What you will do:
Below are some records. Say in a single number how many of their lines include the word "española".
## START Listed records
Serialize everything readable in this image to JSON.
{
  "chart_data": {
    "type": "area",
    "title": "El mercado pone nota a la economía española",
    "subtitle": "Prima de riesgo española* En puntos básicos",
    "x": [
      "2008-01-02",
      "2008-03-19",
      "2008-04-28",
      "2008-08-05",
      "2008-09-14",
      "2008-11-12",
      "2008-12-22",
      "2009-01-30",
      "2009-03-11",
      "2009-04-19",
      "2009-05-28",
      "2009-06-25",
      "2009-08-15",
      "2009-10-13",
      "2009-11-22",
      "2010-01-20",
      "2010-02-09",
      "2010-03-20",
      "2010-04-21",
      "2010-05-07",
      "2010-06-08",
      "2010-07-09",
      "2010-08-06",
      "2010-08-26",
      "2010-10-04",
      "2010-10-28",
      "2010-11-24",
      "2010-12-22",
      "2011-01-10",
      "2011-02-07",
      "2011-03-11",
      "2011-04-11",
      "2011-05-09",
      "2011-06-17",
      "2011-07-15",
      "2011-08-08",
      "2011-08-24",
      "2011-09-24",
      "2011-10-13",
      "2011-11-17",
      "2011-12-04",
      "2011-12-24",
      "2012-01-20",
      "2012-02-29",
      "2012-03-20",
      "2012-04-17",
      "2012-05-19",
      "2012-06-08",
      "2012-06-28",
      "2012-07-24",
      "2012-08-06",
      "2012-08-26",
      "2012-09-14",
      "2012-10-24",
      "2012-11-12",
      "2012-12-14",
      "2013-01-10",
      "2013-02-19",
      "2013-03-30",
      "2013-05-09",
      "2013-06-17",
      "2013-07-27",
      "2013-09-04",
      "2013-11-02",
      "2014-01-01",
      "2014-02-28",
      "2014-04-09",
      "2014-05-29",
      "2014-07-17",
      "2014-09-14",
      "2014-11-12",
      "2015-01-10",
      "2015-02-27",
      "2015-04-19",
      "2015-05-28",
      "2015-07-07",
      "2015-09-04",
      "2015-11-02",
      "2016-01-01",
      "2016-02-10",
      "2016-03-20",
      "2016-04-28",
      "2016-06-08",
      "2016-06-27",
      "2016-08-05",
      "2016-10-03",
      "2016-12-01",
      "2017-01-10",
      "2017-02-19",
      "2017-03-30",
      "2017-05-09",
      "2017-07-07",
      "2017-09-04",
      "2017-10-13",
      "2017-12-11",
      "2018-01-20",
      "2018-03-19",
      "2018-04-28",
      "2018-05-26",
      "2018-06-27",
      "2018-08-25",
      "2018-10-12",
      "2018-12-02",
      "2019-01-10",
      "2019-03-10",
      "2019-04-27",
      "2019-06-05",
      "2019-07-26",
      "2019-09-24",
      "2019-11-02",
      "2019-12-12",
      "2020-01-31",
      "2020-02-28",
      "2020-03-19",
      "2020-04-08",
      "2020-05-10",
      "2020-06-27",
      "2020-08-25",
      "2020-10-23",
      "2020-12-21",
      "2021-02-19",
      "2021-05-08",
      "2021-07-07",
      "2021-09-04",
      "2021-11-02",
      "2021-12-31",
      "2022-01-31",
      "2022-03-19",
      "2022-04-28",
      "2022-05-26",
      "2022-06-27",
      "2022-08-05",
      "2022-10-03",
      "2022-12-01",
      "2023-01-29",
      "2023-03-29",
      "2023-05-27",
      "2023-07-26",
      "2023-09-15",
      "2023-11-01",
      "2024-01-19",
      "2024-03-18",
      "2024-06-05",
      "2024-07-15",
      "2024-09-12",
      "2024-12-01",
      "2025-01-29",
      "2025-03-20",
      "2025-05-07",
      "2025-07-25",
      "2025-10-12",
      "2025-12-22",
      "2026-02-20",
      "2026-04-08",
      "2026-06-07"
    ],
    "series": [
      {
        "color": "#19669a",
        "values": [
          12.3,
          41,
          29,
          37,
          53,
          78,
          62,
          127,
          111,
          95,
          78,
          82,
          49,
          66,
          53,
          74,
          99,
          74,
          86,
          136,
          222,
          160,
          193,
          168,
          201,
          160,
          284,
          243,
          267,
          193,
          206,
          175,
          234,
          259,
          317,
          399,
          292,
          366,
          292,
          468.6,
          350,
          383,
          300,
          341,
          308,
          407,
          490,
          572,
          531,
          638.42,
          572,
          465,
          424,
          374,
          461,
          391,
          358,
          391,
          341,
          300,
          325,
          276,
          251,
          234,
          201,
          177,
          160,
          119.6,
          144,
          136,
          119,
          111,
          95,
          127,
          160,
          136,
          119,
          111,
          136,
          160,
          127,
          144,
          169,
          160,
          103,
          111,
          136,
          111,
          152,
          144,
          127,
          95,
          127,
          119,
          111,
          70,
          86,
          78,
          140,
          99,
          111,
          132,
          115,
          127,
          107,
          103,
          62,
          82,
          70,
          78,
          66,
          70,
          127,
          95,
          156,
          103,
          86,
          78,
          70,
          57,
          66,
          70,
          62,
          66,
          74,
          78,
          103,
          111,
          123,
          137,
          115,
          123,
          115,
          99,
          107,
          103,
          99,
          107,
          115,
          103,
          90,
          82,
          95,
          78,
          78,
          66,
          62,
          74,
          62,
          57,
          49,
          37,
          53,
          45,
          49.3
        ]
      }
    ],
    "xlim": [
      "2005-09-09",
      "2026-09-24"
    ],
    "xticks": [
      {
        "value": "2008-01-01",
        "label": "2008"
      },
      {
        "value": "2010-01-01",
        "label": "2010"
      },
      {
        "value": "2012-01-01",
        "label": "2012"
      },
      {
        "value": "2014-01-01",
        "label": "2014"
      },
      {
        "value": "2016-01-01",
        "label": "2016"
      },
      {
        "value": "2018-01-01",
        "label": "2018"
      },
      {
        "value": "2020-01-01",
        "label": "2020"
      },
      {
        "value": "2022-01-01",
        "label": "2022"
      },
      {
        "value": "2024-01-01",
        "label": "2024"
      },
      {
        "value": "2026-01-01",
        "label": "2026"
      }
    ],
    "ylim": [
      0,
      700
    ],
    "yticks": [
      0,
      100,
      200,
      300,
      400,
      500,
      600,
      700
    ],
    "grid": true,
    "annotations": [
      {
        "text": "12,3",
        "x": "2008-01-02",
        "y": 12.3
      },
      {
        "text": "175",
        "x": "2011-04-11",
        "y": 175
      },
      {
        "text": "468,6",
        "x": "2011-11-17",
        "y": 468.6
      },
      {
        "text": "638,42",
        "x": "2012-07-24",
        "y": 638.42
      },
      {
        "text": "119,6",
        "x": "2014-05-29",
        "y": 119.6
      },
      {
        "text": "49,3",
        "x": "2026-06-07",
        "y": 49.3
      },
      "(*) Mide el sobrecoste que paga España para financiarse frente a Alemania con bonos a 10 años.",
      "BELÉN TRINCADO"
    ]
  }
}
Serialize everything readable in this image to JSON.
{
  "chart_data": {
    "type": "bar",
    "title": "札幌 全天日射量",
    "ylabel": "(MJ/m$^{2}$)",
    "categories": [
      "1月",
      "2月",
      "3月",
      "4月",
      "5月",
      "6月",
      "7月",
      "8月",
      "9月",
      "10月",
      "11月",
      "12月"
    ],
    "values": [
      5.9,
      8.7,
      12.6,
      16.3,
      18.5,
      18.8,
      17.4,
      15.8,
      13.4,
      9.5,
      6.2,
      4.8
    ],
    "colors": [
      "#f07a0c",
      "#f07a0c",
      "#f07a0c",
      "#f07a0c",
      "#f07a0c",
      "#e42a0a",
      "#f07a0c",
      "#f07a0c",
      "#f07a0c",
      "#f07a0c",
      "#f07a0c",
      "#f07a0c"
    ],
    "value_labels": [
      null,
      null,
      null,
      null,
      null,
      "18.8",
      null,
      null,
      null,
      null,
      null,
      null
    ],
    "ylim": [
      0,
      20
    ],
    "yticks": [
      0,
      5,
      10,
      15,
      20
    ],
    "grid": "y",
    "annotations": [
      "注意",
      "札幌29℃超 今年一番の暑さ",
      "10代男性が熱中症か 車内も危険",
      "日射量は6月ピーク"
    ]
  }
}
## END Listed records
Reply:
2